[Data entries]
+++++

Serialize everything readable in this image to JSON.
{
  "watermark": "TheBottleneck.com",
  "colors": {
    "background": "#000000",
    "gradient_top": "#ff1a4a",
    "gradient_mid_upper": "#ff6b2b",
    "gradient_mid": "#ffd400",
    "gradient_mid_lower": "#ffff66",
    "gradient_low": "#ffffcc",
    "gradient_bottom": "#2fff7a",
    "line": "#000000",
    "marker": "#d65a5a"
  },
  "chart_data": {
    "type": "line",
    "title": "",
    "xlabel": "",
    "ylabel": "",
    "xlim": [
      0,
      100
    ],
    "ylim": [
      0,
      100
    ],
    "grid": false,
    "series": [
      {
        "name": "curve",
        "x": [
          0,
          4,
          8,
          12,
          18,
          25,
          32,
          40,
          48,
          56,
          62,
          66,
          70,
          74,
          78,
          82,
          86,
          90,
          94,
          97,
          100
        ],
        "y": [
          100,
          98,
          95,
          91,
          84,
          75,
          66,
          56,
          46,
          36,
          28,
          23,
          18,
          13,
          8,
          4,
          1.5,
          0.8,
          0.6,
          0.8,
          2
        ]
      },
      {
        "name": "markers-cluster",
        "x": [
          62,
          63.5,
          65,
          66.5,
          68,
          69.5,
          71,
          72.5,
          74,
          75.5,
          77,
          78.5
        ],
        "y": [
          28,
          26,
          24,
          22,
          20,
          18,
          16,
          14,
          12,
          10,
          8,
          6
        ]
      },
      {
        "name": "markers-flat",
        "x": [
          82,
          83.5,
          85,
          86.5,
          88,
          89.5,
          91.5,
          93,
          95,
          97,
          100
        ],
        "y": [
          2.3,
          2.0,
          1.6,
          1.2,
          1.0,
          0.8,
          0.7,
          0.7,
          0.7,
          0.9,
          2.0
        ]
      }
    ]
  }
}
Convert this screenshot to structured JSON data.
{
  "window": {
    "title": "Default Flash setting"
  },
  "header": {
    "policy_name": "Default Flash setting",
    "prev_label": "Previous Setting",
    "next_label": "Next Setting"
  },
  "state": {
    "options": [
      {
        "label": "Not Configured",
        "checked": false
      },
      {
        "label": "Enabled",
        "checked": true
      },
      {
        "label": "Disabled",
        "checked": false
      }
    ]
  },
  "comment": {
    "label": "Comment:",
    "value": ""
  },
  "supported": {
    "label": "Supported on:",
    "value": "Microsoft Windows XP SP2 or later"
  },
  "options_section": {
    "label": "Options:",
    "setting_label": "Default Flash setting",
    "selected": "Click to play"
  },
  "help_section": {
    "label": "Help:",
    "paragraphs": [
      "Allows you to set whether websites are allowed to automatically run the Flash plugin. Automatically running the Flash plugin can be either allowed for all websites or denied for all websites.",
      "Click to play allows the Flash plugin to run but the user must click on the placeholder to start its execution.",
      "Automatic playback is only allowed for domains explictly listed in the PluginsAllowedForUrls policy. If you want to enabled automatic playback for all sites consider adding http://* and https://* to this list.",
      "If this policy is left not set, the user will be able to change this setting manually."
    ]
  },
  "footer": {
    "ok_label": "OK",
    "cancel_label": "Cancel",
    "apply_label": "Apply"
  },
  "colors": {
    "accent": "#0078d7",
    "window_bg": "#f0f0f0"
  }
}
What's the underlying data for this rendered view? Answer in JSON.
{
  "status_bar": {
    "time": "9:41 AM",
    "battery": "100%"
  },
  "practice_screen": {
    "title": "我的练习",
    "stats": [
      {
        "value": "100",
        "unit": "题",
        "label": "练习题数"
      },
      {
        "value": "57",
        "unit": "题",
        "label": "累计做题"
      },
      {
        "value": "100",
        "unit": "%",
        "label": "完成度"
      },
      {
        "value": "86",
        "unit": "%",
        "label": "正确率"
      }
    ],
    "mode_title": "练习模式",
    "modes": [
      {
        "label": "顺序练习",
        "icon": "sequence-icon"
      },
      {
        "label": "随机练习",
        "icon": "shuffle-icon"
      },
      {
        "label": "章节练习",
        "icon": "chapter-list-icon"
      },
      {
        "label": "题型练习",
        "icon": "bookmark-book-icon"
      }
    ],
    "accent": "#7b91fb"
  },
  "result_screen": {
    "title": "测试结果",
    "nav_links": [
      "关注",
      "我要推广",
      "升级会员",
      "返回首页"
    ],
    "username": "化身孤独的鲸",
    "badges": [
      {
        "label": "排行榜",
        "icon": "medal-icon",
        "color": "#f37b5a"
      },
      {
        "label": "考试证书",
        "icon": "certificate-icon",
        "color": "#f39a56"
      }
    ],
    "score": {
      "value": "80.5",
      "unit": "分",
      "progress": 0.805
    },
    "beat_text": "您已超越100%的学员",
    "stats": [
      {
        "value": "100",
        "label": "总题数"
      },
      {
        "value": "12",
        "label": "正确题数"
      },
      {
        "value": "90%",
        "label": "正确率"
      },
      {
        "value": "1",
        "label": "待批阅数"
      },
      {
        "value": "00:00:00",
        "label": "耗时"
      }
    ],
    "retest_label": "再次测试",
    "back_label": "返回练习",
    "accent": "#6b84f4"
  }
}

+++++

Aim of the exercise: Pick each line holding the word "Default" out of the listing.

Answer for the task:
    "title": "Default Flash setting"
    "policy_name": "Default Flash setting",
    "setting_label": "Default Flash setting",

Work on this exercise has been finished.